Stored data entries
>>>>

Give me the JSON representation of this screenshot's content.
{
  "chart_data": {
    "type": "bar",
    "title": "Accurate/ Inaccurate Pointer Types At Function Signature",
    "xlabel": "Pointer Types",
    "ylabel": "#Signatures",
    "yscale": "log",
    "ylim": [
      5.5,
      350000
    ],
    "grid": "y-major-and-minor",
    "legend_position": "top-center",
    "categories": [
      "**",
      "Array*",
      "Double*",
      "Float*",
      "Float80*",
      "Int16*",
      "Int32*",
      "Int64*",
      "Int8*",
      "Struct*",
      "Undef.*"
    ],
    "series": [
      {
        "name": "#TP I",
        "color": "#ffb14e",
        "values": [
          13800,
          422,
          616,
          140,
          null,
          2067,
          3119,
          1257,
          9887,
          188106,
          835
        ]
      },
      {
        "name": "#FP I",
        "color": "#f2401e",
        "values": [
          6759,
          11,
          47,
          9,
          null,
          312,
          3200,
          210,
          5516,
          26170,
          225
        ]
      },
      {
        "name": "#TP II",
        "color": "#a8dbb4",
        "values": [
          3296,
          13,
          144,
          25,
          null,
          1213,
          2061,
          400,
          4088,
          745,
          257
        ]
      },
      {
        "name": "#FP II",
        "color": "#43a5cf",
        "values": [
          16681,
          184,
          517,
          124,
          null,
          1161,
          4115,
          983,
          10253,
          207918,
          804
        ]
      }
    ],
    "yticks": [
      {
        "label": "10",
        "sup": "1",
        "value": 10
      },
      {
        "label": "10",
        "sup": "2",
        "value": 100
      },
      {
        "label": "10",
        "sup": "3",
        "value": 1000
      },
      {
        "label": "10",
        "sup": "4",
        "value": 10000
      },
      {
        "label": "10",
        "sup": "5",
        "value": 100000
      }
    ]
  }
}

<<<<

> _Task statement_: Output the data above exactly, please, line for line.

> _Written answer_:
Give me the JSON representation of this screenshot's content.
{
  "chart_data": {
    "type": "bar",
    "title": "Accurate/ Inaccurate Pointer Types At Function Signature",
    "xlabel": "Pointer Types",
    "ylabel": "#Signatures",
    "yscale": "log",
    "ylim": [
      5.5,
      350000
    ],
    "grid": "y-major-and-minor",
    "legend_position": "top-center",
    "categories": [
      "**",
      "Array*",
      "Double*",
      "Float*",
      "Float80*",
      "Int16*",
      "Int32*",
      "Int64*",
      "Int8*",
      "Struct*",
      "Undef.*"
    ],
    "series": [
      {
        "name": "#TP I",
        "color": "#ffb14e",
        "values": [
          13800,
          422,
          616,
          140,
          null,
          2067,
          3119,
          1257,
          9887,
          188106,
          835
        ]
      },
      {
        "name": "#FP I",
        "color": "#f2401e",
        "values": [
          6759,
          11,
          47,
          9,
          null,
          312,
          3200,
          210,
          5516,
          26170,
          225
        ]
      },
      {
        "name": "#TP II",
        "color": "#a8dbb4",
        "values": [
          3296,
          13,
          144,
          25,
          null,
          1213,
          2061,
          400,
          4088,
          745,
          257
        ]
      },
      {
        "name": "#FP II",
        "color": "#43a5cf",
        "values": [
          16681,
          184,
          517,
          124,
          null,
          1161,
          4115,
          983,
          10253,
          207918,
          804
        ]
      }
    ],
    "yticks": [
      {
        "label": "10",
        "sup": "1",
        "value": 10
      },
      {
        "label": "10",
        "sup": "2",
        "value": 100
      },
      {
        "label": "10",
        "sup": "3",
        "value": 1000
      },
      {
        "label": "10",
        "sup": "4",
        "value": 10000
      },
      {
        "label": "10",
        "sup": "5",
        "value": 100000
      }
    ]
  }
}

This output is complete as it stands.